▶ [Problem statement] Where does the string "плеча" appear? Copy every line of the entries below that holds it.
[Start Given data]
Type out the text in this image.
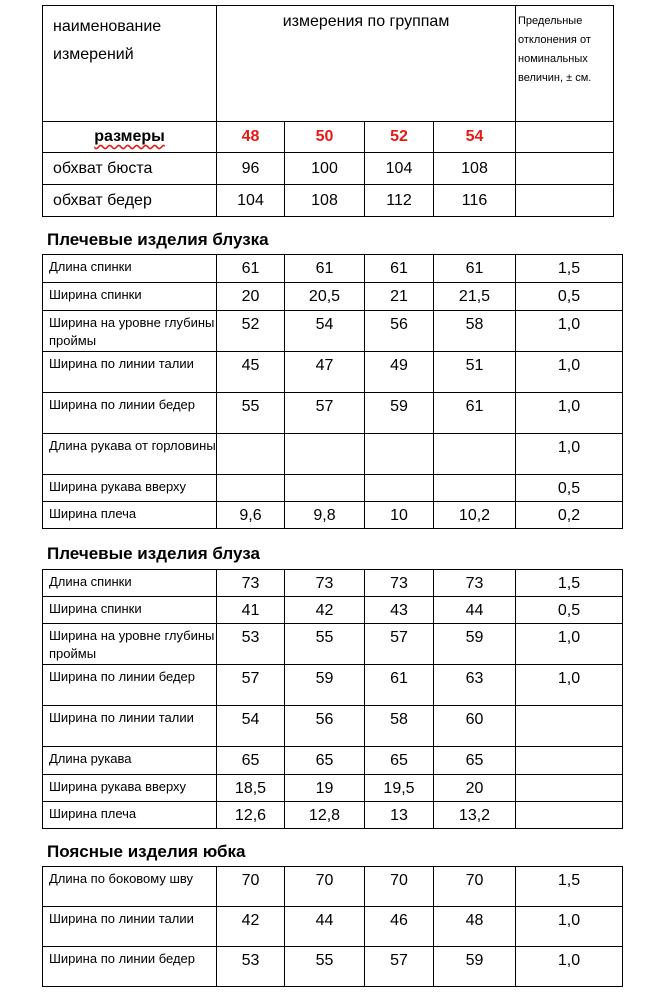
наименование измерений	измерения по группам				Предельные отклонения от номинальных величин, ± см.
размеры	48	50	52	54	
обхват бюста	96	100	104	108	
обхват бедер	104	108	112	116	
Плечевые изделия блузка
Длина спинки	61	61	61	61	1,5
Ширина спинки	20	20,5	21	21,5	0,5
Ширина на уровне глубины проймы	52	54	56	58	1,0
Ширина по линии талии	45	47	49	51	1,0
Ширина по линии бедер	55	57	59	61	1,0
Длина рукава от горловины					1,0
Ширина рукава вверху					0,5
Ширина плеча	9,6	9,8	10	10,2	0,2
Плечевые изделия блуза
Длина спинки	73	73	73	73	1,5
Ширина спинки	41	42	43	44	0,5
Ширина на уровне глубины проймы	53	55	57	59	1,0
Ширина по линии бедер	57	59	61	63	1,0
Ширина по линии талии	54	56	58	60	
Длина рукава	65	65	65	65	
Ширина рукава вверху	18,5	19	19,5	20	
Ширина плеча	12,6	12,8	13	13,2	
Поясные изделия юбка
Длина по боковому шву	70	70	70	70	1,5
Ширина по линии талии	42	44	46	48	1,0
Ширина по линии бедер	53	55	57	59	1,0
[End Given data]
[Start Given data]
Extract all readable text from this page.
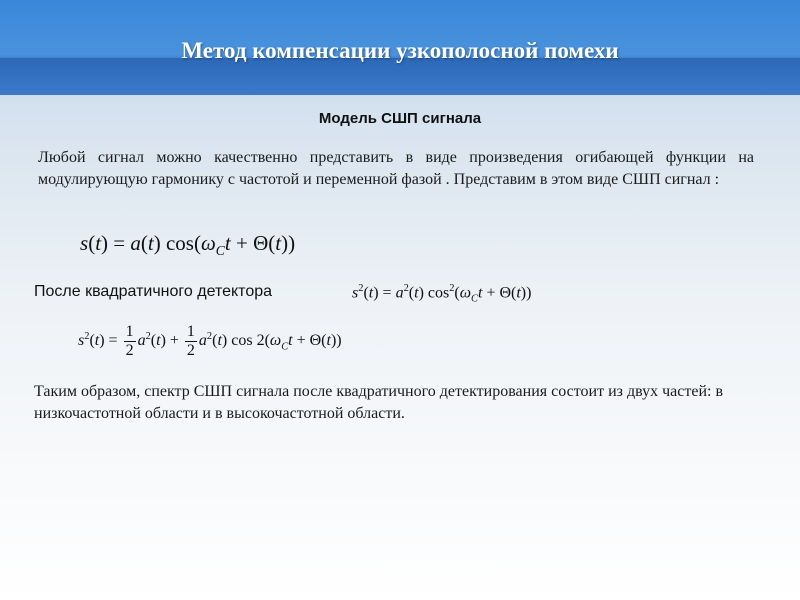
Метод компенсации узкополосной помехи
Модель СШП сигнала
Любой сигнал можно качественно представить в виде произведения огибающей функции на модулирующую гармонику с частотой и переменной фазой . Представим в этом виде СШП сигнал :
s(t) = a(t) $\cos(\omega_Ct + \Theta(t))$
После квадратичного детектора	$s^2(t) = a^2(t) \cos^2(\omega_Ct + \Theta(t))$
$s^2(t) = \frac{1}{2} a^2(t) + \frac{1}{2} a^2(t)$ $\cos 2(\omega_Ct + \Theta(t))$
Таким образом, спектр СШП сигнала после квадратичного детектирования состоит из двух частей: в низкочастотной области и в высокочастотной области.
[End Given data]
▶ [Complete answer]
Ширина плеча	9,6	9,8	10	10,2	0,2
Ширина плеча	12,6	12,8	13	13,2	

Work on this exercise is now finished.